**Text under study:**
(Bigstock Photo)

Cybersecurity company Polyverse has raised $2 million in a new round of funding to continue building out its “moving target defense” platform.

Alex Gounares, CEO of Polyverse. (Polyverse Photo)

What is moving target defense, you ask? Polyverse CEO Alex Gounares, who previously served as CTO of AOL, corporate vice president at Microsoft and technology advisor to Bill Gates, explains it well. It can be related to, of all things, zombie apocalypse. The reason humanity has hung on for so long, he says, and hasn’t fallen to a super disease or a zombie apocalypse is due to the diversity of genetics. Something that affects one person’s immune system, might not hurt someone else.

Computers don’t have the same diversity as the human genome. Sure, there are a few different operating systems, and it could take a long time to find a wormhole in Windows or Linux. But it’s worth the time and effort for hackers because once they get in they have access to millions of computers.

“If you’re the good guys, if you are standing still and running the same software that the attackers have, you are in trouble, and you are going to get hacked eventually,” Gounares said. Moving target defense is this idea of don’t stand still, and don’t use the same software.”

The concept of moving target defense uses technology to scramble and diversify data and store it in an array of different containers, instead of keeping millions of records in a few databases. This makes it harder for hackers to get the full scope of data, and it puts them in a race against time as the technology — which integrates with existing hardware and software systems — self heals and moves data around, creating new containers in a method that’s similar to wiping a hard disk. It makes attacks prohibitively expensive for hackers, and would, in theory, cause them to turn their attention elsewhere.

**Record extracts:**
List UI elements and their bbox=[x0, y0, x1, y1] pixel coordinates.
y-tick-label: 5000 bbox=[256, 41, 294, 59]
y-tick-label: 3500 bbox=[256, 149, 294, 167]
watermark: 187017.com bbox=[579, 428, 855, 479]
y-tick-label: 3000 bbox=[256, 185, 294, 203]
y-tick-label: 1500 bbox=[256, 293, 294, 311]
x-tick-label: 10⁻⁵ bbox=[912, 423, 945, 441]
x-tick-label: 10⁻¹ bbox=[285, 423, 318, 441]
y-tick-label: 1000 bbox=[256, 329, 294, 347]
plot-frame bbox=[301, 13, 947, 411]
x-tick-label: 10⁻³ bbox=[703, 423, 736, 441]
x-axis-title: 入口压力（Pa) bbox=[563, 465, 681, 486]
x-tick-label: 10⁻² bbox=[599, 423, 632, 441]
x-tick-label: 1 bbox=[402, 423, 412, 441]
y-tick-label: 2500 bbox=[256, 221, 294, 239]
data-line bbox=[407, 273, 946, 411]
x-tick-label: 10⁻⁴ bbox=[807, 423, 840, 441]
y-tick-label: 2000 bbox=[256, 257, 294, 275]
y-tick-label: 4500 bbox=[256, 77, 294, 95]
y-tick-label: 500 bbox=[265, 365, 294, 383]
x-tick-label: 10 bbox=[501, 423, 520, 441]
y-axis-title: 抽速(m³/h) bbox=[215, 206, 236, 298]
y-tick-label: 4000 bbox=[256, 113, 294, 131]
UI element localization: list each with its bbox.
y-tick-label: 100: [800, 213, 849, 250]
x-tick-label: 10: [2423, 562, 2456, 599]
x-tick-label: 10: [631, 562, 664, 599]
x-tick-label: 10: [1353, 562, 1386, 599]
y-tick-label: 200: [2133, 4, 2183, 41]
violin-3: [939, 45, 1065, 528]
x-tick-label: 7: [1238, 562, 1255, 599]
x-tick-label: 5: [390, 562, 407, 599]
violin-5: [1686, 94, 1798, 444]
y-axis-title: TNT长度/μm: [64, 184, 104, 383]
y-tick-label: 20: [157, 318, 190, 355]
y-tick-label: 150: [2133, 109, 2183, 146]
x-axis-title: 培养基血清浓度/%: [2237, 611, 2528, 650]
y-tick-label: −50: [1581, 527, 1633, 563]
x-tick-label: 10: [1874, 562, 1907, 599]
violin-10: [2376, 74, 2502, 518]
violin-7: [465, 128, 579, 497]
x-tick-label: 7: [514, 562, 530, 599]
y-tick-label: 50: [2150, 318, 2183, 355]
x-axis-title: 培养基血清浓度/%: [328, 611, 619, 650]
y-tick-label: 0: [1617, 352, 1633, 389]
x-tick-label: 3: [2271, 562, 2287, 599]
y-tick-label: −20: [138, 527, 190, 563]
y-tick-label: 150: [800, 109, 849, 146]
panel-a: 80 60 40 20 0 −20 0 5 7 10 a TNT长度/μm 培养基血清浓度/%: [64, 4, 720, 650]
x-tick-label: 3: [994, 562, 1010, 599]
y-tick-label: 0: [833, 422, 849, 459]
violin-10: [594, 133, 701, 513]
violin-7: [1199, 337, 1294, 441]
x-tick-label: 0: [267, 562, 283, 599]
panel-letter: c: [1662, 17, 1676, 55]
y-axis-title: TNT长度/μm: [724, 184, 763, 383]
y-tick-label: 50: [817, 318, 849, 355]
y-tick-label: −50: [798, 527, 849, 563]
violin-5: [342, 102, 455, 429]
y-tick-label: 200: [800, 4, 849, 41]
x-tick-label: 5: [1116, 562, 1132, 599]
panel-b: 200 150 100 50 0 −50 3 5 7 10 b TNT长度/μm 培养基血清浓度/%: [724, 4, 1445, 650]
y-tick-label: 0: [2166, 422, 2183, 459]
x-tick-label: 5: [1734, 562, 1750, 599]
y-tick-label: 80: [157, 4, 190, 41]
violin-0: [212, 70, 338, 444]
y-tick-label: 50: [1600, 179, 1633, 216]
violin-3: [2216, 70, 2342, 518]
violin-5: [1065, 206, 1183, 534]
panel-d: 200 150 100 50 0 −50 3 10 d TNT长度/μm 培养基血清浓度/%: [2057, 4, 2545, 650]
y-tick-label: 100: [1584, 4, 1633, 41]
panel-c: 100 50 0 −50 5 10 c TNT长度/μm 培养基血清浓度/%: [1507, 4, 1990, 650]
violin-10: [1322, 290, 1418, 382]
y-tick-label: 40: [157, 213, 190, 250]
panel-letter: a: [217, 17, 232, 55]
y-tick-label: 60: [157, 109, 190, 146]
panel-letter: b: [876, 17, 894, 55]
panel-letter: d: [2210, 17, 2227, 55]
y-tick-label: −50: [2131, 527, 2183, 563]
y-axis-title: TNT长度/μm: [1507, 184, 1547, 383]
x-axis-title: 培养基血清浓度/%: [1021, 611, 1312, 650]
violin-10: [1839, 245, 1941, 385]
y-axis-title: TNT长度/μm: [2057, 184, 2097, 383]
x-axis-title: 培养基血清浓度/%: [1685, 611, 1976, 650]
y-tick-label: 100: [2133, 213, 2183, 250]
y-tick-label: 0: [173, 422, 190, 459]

**Questions on the material:**
• a. According to the article on Polyverse, how much money did the company raise in its new funding round?
• b. Rewrite the paragraph of the article on Polyverse that begins "The concept of moving target defense uses technology" as a short bulleted list that keeps its main facts.
• c. Pick up the article on Polyverse after its last sentence and carry it forward.

**Task answers:**
• a. $2 million.

• b.
- Moving target defense scrambles and diversifies data and stores it in many different containers instead of keeping millions of records in a few databases.
- This makes it harder for hackers to get the full scope of the data.
- The technology integrates with existing hardware and software systems.
- It self-heals and moves data around, creating new containers in a way similar to wiping a hard disk, which puts hackers in a race against time.
- Attacks become prohibitively expensive, so in theory hackers would turn their attention elsewhere.

• c.
Gounares said the idea of moving target defense has been around for decades, but the technology had yet to catch up.

Here is a video from Polyverse that shows how the service, which recently became part of the Docker Certification Program, works:

Gounares said the latest round brings the two-and-a-half-year-old company to $5 million in total funding. It raised $2 million last year, and $1 million in 2015.

Polyverse is based in Kirkland, Wash., and has more than 20 employees. Prior to starting Polyverse, Gounares was CEO of Concurix Corporation, which he sold to San Mateo, Calif.-based Strongloop in a deal of undisclosed size.

Due to the security focus of the business, Gounares declined to talk much about the company’s customer base, but he did say it was about half federal government agencies and half commercial companies.